_Given task_: Lines that contain "color" are to be counted; give only their number.

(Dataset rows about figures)

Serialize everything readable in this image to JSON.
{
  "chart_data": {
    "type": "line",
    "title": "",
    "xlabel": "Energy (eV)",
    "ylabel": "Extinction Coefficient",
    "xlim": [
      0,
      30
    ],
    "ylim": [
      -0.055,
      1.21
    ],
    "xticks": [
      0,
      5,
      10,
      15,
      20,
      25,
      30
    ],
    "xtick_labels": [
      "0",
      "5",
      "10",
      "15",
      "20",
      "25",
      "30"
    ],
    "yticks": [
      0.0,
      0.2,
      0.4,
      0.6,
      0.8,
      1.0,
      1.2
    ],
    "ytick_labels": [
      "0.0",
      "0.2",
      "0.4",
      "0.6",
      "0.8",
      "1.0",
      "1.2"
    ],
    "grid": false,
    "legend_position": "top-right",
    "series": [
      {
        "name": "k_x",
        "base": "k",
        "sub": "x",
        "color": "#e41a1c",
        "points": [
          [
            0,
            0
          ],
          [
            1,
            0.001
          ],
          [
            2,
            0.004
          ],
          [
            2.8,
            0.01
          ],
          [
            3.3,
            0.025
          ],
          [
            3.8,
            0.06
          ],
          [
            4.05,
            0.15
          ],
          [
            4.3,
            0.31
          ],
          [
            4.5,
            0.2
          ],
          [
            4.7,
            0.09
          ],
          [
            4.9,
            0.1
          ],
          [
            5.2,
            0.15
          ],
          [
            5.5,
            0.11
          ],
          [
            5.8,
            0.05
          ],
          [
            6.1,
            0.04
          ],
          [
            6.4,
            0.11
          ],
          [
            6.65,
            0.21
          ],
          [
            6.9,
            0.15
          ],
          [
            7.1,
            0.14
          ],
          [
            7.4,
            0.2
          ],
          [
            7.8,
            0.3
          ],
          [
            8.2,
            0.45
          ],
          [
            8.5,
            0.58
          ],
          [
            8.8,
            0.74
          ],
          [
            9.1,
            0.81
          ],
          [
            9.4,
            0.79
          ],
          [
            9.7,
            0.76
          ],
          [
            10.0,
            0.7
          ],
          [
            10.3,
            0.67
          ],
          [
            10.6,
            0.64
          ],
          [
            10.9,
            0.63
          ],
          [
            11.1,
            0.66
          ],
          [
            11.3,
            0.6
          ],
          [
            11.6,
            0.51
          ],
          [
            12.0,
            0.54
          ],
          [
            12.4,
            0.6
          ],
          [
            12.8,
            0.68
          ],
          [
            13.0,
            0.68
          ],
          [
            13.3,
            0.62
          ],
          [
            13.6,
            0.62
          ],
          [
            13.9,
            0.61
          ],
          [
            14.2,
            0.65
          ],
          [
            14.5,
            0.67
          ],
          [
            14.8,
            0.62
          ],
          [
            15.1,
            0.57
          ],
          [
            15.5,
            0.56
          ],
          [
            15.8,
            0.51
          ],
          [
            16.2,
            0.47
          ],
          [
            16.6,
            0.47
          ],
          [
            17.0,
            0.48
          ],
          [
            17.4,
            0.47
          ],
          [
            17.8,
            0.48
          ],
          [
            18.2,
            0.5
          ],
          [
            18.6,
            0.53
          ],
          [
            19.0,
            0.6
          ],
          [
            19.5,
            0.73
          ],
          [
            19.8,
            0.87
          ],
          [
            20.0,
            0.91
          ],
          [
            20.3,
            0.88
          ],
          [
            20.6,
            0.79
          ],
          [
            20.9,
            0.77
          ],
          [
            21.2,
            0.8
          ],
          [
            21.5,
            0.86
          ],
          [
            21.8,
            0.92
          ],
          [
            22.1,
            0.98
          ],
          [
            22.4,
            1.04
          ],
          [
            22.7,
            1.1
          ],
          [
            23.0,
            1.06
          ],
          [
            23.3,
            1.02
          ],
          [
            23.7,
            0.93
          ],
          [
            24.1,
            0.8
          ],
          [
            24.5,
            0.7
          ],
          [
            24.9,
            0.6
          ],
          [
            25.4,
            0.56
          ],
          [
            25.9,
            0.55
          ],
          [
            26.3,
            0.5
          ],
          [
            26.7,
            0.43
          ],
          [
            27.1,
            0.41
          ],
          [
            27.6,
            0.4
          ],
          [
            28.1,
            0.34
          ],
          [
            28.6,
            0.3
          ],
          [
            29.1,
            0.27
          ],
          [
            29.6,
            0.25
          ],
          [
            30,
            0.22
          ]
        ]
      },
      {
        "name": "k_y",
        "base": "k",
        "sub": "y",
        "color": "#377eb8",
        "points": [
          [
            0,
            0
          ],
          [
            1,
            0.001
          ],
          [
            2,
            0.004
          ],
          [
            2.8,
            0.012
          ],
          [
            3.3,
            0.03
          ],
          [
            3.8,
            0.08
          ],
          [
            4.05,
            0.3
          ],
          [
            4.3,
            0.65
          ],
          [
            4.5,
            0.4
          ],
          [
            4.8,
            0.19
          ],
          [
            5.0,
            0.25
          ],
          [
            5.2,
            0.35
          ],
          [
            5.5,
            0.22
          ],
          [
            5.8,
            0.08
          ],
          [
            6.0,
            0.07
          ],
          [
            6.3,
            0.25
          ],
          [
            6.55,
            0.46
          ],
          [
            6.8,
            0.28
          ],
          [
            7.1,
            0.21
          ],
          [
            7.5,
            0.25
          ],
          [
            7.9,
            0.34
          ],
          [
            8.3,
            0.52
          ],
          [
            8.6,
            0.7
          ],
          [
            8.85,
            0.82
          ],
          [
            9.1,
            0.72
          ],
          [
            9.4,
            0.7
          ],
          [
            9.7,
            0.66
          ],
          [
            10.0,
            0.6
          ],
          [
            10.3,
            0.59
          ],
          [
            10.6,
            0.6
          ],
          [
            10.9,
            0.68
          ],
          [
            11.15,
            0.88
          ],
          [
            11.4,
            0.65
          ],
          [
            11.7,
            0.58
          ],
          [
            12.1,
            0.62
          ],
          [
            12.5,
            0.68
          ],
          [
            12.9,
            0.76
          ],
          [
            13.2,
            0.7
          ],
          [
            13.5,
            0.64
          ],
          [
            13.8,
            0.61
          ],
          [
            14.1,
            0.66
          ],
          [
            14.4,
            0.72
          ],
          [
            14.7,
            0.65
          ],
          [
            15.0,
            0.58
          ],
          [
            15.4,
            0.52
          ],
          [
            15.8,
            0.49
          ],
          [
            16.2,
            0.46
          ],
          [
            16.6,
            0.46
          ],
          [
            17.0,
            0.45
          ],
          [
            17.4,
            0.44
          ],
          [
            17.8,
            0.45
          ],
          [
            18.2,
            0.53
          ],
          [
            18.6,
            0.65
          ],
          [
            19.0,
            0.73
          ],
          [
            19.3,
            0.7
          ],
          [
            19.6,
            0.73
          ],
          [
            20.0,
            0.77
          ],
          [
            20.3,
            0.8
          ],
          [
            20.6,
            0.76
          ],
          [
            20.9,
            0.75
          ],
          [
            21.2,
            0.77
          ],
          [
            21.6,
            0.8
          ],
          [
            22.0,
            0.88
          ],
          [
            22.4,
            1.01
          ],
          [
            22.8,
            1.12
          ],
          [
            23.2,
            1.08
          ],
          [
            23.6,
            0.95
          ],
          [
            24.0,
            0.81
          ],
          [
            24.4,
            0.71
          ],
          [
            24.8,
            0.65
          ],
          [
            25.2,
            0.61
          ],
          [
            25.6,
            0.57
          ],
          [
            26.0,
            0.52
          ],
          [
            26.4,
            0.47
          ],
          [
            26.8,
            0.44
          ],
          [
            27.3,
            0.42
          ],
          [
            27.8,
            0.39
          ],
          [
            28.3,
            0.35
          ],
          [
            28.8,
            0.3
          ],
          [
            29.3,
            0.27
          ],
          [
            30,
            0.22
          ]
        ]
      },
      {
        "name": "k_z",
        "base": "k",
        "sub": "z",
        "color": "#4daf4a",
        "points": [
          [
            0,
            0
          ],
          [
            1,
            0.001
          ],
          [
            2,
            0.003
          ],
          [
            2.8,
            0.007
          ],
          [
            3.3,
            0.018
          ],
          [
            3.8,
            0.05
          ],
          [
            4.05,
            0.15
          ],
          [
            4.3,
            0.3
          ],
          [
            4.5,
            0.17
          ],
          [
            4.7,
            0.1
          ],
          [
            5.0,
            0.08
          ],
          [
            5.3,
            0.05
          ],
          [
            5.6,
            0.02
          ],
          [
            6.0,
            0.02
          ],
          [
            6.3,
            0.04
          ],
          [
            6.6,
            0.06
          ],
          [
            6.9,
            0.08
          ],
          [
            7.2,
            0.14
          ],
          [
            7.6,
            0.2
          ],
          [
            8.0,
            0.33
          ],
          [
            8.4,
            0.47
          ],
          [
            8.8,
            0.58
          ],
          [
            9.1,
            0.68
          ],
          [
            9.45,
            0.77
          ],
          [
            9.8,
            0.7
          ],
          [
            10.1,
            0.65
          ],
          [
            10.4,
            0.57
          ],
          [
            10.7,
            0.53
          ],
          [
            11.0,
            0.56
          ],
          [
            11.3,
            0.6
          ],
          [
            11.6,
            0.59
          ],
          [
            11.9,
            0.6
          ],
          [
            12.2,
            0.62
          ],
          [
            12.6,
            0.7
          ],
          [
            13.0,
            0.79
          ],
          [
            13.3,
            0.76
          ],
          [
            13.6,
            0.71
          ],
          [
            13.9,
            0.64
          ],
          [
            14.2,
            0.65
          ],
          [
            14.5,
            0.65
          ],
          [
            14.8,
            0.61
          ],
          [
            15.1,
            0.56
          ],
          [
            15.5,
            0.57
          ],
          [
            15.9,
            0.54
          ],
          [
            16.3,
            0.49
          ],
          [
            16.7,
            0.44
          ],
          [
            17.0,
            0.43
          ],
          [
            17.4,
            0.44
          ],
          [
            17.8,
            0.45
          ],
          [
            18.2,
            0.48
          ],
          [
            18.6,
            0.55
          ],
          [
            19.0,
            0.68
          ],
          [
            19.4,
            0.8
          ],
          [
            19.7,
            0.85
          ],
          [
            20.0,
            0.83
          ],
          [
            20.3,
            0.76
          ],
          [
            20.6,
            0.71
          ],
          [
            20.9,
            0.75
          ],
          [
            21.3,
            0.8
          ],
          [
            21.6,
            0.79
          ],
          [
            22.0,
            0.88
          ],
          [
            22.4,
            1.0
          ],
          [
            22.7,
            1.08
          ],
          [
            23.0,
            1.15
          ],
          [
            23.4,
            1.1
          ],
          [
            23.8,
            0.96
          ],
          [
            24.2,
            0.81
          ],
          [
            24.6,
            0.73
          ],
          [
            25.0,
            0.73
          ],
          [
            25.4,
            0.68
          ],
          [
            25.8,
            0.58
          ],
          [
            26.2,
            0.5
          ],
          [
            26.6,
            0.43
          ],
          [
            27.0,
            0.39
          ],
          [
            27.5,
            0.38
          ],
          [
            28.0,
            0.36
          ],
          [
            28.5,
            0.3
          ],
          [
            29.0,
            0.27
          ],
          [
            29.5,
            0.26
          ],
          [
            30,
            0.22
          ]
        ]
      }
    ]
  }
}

_Written answer_: 3